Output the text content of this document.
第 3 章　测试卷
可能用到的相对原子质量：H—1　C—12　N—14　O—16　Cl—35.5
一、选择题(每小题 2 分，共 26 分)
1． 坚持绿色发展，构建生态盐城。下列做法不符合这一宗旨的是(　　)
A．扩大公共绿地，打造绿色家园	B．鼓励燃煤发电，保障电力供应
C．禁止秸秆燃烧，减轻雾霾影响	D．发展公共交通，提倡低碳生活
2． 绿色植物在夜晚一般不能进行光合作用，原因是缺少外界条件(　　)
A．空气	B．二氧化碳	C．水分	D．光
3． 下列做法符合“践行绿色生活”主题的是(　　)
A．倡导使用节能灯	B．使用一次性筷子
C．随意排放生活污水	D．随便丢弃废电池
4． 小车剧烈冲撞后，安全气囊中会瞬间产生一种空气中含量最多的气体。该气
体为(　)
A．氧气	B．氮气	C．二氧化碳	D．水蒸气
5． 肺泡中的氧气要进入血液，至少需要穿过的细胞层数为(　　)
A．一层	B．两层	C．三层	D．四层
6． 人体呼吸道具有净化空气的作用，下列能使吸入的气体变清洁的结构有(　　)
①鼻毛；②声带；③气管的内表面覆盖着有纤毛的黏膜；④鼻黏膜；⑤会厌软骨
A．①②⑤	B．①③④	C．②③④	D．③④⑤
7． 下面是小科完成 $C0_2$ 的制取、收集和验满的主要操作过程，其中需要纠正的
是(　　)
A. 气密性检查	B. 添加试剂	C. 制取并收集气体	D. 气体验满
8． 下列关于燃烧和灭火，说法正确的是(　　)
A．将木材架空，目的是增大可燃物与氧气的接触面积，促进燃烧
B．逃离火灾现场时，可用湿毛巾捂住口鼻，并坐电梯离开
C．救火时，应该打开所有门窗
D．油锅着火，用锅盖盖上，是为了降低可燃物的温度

- - -

== Your task ==
Return the material exactly as it stands.

== Finished exercise ==
Output the text content of this document.
第 3 章　测试卷
可能用到的相对原子质量：H—1　C—12　N—14　O—16　Cl—35.5
一、选择题(每小题 2 分，共 26 分)
1． 坚持绿色发展，构建生态盐城。下列做法不符合这一宗旨的是(　　)
A．扩大公共绿地，打造绿色家园	B．鼓励燃煤发电，保障电力供应
C．禁止秸秆燃烧，减轻雾霾影响	D．发展公共交通，提倡低碳生活
2． 绿色植物在夜晚一般不能进行光合作用，原因是缺少外界条件(　　)
A．空气	B．二氧化碳	C．水分	D．光
3． 下列做法符合“践行绿色生活”主题的是(　　)
A．倡导使用节能灯	B．使用一次性筷子
C．随意排放生活污水	D．随便丢弃废电池
4． 小车剧烈冲撞后，安全气囊中会瞬间产生一种空气中含量最多的气体。该气
体为(　)
A．氧气	B．氮气	C．二氧化碳	D．水蒸气
5． 肺泡中的氧气要进入血液，至少需要穿过的细胞层数为(　　)
A．一层	B．两层	C．三层	D．四层
6． 人体呼吸道具有净化空气的作用，下列能使吸入的气体变清洁的结构有(　　)
①鼻毛；②声带；③气管的内表面覆盖着有纤毛的黏膜；④鼻黏膜；⑤会厌软骨
A．①②⑤	B．①③④	C．②③④	D．③④⑤
7． 下面是小科完成 $C0_2$ 的制取、收集和验满的主要操作过程，其中需要纠正的
是(　　)
A. 气密性检查	B. 添加试剂	C. 制取并收集气体	D. 气体验满
8． 下列关于燃烧和灭火，说法正确的是(　　)
A．将木材架空，目的是增大可燃物与氧气的接触面积，促进燃烧
B．逃离火灾现场时，可用湿毛巾捂住口鼻，并坐电梯离开
C．救火时，应该打开所有门窗
D．油锅着火，用锅盖盖上，是为了降低可燃物的温度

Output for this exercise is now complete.